Tareas a realizar>
**A)** Imprime sin cambios la parte del texto sobre la final de la Copa de la Reina que va de "Gran Canaria aspira" a "como referencia internacional.".
**B)** Responde con datos del texto sobre la final de la Copa de la Reina:
(i) ¿En qué fecha se jugará el partido en la isla?
(ii) ¿Quién preside la Federación Interinsular de Fútbol de Las Palmas?
(iii) ¿Qué país lidera el ranking mundial de fútbol femenino?

Fragmento seleccionado>
------------------------
Gran Canaria aspira a llenar el estadio en la final de la Copa de la Reina 2026

Presentación de la final de la Copa de la Reina 2026 | Foto: IIDGC

Presentación de la final de la Copa de la Reina 2026 | Foto: IIDGC

La isla será sede del partido del fútbol femenino el 16 de mayo, con impacto deportivo, turístico y social. La federación confía en un lleno histórico y en consolidar a Canarias como referencia internacional.

Gran Canaria ha sido designada para albergar la gran final de la Copa de Su Majestad la Reina Iberdrola 2026, uno de los eventos más relevantes del calendario del fútbol femenino español. El presidente de la Federación Interinsular de Fútbol de Las Palmas, Juan José Arencibia, considera que la elección supone «un espaldarazo al trabajo que se hace en la isla» y una oportunidad para proyectar la imagen de Canarias a escala nacional e internacional: «Es un reconocimiento al esfuerzo que se viene haciendo con los grandes eventos y al crecimiento del fútbol femenino en nuestra federación».

Un escaparate para el fútbol femenino

Arencibia subraya que la cita llega en un momento de máxima visibilidad para esta disciplina, con España liderando el ranking mundial y con un aumento sostenido de licencias en categorías femeninas: «Cada vez contamos con más jugadoras y ya tenemos ligas formadas solo por chicas de determinadas edades, algo impensable hace unos años».
------------------------
Datos extraídos>
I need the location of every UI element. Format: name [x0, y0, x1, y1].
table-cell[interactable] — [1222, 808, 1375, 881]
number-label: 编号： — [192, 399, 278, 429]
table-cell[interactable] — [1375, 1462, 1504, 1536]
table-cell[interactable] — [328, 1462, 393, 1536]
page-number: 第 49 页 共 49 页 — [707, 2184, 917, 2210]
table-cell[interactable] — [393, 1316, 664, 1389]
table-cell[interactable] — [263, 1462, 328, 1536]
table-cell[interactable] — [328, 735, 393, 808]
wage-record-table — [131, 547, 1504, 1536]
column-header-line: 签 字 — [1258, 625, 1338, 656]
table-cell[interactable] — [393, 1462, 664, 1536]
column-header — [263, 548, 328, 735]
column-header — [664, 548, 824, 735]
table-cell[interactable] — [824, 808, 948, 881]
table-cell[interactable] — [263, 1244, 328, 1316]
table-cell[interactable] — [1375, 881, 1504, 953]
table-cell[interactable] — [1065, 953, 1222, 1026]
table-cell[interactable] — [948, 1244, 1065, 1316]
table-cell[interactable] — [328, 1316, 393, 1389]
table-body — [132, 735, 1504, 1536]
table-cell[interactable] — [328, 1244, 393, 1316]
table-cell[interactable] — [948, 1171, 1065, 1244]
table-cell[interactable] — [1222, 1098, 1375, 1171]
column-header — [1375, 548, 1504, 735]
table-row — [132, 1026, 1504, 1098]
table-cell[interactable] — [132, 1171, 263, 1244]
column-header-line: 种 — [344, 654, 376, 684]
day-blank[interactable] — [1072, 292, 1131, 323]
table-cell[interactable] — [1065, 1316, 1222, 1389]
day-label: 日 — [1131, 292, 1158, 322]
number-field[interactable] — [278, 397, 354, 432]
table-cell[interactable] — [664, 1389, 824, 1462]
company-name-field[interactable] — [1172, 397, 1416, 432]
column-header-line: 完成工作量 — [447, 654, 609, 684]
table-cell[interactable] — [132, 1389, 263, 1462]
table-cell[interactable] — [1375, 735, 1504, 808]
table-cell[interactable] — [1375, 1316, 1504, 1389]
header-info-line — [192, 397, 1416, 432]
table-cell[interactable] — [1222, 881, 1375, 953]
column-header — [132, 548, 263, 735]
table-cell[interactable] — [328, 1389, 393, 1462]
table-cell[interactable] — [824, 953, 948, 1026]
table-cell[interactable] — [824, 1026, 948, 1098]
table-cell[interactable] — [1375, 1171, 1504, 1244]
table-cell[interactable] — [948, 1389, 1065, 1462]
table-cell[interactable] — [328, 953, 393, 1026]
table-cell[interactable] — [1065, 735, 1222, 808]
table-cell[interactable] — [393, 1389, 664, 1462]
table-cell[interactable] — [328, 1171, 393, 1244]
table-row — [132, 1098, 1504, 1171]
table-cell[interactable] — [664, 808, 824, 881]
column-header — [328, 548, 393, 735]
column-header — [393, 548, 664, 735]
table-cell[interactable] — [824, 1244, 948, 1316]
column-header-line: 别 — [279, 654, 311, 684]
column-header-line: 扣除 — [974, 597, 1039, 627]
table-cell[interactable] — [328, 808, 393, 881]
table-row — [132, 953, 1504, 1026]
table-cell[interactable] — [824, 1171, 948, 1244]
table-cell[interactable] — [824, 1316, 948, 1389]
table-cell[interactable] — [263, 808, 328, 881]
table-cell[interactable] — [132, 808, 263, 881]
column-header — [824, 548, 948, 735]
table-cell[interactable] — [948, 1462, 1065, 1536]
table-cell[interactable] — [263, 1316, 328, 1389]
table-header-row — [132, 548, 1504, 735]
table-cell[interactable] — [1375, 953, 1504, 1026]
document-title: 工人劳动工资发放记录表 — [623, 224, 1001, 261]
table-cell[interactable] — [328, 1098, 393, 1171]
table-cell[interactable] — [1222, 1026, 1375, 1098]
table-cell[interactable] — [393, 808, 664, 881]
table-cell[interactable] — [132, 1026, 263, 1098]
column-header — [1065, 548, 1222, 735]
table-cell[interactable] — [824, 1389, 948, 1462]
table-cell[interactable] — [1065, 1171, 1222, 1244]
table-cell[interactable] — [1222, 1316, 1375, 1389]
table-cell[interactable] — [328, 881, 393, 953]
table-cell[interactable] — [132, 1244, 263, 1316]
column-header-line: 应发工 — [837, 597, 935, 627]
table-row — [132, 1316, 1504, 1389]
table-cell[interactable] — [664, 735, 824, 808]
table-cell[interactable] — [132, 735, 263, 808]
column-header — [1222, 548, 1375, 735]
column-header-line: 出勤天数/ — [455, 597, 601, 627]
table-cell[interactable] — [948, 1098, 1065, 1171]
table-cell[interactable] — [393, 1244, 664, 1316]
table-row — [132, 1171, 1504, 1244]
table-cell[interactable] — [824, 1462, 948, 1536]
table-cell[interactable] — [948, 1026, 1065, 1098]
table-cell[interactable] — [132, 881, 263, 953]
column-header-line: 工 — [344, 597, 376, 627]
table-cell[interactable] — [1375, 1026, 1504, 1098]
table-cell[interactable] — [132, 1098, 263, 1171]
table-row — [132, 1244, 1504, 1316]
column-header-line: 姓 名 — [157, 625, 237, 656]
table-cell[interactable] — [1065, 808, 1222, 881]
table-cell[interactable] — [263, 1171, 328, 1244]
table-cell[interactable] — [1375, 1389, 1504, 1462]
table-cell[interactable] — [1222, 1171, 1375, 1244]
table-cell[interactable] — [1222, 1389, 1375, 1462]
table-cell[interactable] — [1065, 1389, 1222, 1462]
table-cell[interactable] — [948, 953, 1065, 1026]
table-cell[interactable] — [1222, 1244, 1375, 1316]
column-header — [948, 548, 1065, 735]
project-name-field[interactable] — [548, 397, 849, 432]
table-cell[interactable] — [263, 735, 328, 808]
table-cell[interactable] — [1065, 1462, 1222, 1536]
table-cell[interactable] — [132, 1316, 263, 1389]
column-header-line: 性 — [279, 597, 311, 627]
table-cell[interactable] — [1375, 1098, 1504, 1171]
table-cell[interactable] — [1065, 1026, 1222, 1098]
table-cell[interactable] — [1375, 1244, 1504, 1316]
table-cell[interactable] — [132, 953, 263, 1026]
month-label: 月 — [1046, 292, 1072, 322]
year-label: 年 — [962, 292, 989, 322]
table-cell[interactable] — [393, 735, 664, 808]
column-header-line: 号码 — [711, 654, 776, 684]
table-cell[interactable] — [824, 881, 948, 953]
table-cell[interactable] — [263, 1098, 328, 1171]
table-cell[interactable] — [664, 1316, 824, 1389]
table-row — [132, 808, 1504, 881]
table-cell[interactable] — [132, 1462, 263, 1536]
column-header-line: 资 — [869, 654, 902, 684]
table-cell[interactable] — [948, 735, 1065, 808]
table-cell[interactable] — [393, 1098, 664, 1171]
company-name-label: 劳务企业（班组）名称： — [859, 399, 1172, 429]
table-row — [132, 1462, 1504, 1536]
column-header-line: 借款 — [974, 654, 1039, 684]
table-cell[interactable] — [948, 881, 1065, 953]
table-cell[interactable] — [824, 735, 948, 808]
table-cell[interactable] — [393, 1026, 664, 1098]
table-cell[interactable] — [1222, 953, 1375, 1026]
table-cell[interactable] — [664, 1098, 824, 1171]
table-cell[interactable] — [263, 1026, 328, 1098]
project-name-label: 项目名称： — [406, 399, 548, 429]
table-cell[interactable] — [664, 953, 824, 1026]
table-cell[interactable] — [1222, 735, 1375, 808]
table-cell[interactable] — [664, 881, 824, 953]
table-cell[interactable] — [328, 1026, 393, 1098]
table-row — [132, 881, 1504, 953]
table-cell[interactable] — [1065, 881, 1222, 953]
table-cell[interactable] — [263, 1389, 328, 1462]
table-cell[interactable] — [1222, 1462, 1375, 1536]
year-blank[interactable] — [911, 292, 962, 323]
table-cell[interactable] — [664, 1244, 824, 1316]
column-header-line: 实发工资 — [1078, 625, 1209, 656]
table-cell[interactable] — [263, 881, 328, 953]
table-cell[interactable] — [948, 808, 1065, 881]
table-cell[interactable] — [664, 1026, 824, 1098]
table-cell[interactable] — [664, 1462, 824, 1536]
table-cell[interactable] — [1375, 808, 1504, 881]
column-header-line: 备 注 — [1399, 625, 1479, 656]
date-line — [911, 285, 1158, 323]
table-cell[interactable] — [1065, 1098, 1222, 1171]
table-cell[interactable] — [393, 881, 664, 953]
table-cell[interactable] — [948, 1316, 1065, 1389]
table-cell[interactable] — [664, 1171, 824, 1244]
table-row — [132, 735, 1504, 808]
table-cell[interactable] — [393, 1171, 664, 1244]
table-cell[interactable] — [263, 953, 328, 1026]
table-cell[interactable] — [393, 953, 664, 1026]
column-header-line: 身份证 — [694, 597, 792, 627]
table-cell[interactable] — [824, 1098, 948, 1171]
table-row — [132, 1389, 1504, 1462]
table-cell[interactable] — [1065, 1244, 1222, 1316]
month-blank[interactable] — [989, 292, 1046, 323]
------------------------
Respuestas>
**A)**
Gran Canaria aspira a llenar el estadio en la final de la Copa de la Reina 2026

Presentación de la final de la Copa de la Reina 2026 | Foto: IIDGC

Presentación de la final de la Copa de la Reina 2026 | Foto: IIDGC

La isla será sede del partido del fútbol femenino el 16 de mayo, con impacto deportivo, turístico y social. La federación confía en un lleno histórico y en consolidar a Canarias como referencia internacional.

**B)**
(i) El 16 de mayo.
(ii) Juan José Arencibia.
(iii) España.